• Your goal: Copy the lines that follow, keeping every character the same.

[start Extracted records]

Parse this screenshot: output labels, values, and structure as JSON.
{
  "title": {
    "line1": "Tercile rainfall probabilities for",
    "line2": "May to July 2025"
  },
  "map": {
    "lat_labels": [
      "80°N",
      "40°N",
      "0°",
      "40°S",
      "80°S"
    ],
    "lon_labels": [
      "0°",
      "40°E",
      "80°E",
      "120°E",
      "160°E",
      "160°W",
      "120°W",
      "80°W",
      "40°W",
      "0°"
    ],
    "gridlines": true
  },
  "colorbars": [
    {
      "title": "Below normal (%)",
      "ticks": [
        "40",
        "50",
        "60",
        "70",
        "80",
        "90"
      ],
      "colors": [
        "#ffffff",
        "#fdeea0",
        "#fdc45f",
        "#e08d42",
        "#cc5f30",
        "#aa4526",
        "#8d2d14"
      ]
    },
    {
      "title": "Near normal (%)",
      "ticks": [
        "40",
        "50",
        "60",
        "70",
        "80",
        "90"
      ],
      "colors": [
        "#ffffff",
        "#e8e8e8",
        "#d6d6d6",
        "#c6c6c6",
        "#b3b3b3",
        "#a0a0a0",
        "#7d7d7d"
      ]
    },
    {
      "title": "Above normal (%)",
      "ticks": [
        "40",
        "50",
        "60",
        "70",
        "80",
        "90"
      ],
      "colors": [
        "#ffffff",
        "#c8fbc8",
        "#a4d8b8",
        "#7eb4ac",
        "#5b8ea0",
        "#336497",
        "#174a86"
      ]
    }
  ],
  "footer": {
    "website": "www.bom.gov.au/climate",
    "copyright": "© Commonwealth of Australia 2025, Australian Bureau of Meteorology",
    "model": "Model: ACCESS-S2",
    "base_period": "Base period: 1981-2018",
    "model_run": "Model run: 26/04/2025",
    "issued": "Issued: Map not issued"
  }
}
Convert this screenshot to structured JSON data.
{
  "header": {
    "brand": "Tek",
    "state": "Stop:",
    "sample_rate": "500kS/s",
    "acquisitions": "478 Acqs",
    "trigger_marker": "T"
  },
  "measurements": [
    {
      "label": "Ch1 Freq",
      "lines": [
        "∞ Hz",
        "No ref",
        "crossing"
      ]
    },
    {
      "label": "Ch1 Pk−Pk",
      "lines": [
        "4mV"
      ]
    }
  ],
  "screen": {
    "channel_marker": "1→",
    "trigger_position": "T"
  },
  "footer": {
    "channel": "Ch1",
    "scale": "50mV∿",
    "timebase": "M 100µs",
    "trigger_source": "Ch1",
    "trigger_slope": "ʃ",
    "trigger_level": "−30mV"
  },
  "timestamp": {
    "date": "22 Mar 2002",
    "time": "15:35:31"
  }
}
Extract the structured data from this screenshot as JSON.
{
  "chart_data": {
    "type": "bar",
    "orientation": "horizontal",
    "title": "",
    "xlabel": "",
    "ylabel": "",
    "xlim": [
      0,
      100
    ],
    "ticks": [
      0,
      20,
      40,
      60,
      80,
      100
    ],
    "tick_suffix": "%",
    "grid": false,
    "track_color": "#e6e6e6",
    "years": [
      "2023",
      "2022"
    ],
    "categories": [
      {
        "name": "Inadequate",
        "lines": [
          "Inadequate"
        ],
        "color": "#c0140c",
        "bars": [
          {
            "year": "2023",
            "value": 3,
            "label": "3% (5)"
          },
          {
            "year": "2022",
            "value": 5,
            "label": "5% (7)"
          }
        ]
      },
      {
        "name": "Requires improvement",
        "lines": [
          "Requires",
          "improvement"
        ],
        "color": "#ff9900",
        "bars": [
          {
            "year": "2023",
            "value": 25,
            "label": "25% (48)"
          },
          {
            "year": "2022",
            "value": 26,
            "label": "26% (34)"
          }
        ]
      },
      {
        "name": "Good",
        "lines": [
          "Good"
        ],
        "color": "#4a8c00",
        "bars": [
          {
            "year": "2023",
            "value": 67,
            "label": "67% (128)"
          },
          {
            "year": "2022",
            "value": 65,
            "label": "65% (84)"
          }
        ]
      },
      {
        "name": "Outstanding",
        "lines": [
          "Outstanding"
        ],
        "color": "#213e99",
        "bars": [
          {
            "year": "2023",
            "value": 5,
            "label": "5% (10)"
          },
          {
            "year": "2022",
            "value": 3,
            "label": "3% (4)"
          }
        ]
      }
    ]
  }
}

[end Extracted records]

• Written solution:
Parse this screenshot: output labels, values, and structure as JSON.
{
  "title": {
    "line1": "Tercile rainfall probabilities for",
    "line2": "May to July 2025"
  },
  "map": {
    "lat_labels": [
      "80°N",
      "40°N",
      "0°",
      "40°S",
      "80°S"
    ],
    "lon_labels": [
      "0°",
      "40°E",
      "80°E",
      "120°E",
      "160°E",
      "160°W",
      "120°W",
      "80°W",
      "40°W",
      "0°"
    ],
    "gridlines": true
  },
  "colorbars": [
    {
      "title": "Below normal (%)",
      "ticks": [
        "40",
        "50",
        "60",
        "70",
        "80",
        "90"
      ],
      "colors": [
        "#ffffff",
        "#fdeea0",
        "#fdc45f",
        "#e08d42",
        "#cc5f30",
        "#aa4526",
        "#8d2d14"
      ]
    },
    {
      "title": "Near normal (%)",
      "ticks": [
        "40",
        "50",
        "60",
        "70",
        "80",
        "90"
      ],
      "colors": [
        "#ffffff",
        "#e8e8e8",
        "#d6d6d6",
        "#c6c6c6",
        "#b3b3b3",
        "#a0a0a0",
        "#7d7d7d"
      ]
    },
    {
      "title": "Above normal (%)",
      "ticks": [
        "40",
        "50",
        "60",
        "70",
        "80",
        "90"
      ],
      "colors": [
        "#ffffff",
        "#c8fbc8",
        "#a4d8b8",
        "#7eb4ac",
        "#5b8ea0",
        "#336497",
        "#174a86"
      ]
    }
  ],
  "footer": {
    "website": "www.bom.gov.au/climate",
    "copyright": "© Commonwealth of Australia 2025, Australian Bureau of Meteorology",
    "model": "Model: ACCESS-S2",
    "base_period": "Base period: 1981-2018",
    "model_run": "Model run: 26/04/2025",
    "issued": "Issued: Map not issued"
  }
}
Convert this screenshot to structured JSON data.
{
  "header": {
    "brand": "Tek",
    "state": "Stop:",
    "sample_rate": "500kS/s",
    "acquisitions": "478 Acqs",
    "trigger_marker": "T"
  },
  "measurements": [
    {
      "label": "Ch1 Freq",
      "lines": [
        "∞ Hz",
        "No ref",
        "crossing"
      ]
    },
    {
      "label": "Ch1 Pk−Pk",
      "lines": [
        "4mV"
      ]
    }
  ],
  "screen": {
    "channel_marker": "1→",
    "trigger_position": "T"
  },
  "footer": {
    "channel": "Ch1",
    "scale": "50mV∿",
    "timebase": "M 100µs",
    "trigger_source": "Ch1",
    "trigger_slope": "ʃ",
    "trigger_level": "−30mV"
  },
  "timestamp": {
    "date": "22 Mar 2002",
    "time": "15:35:31"
  }
}
Extract the structured data from this screenshot as JSON.
{
  "chart_data": {
    "type": "bar",
    "orientation": "horizontal",
    "title": "",
    "xlabel": "",
    "ylabel": "",
    "xlim": [
      0,
      100
    ],
    "ticks": [
      0,
      20,
      40,
      60,
      80,
      100
    ],
    "tick_suffix": "%",
    "grid": false,
    "track_color": "#e6e6e6",
    "years": [
      "2023",
      "2022"
    ],
    "categories": [
      {
        "name": "Inadequate",
        "lines": [
          "Inadequate"
        ],
        "color": "#c0140c",
        "bars": [
          {
            "year": "2023",
            "value": 3,
            "label": "3% (5)"
          },
          {
            "year": "2022",
            "value": 5,
            "label": "5% (7)"
          }
        ]
      },
      {
        "name": "Requires improvement",
        "lines": [
          "Requires",
          "improvement"
        ],
        "color": "#ff9900",
        "bars": [
          {
            "year": "2023",
            "value": 25,
            "label": "25% (48)"
          },
          {
            "year": "2022",
            "value": 26,
            "label": "26% (34)"
          }
        ]
      },
      {
        "name": "Good",
        "lines": [
          "Good"
        ],
        "color": "#4a8c00",
        "bars": [
          {
            "year": "2023",
            "value": 67,
            "label": "67% (128)"
          },
          {
            "year": "2022",
            "value": 65,
            "label": "65% (84)"
          }
        ]
      },
      {
        "name": "Outstanding",
        "lines": [
          "Outstanding"
        ],
        "color": "#213e99",
        "bars": [
          {
            "year": "2023",
            "value": 5,
            "label": "5% (10)"
          },
          {
            "year": "2022",
            "value": 3,
            "label": "3% (4)"
          }
        ]
      }
    ]
  }
}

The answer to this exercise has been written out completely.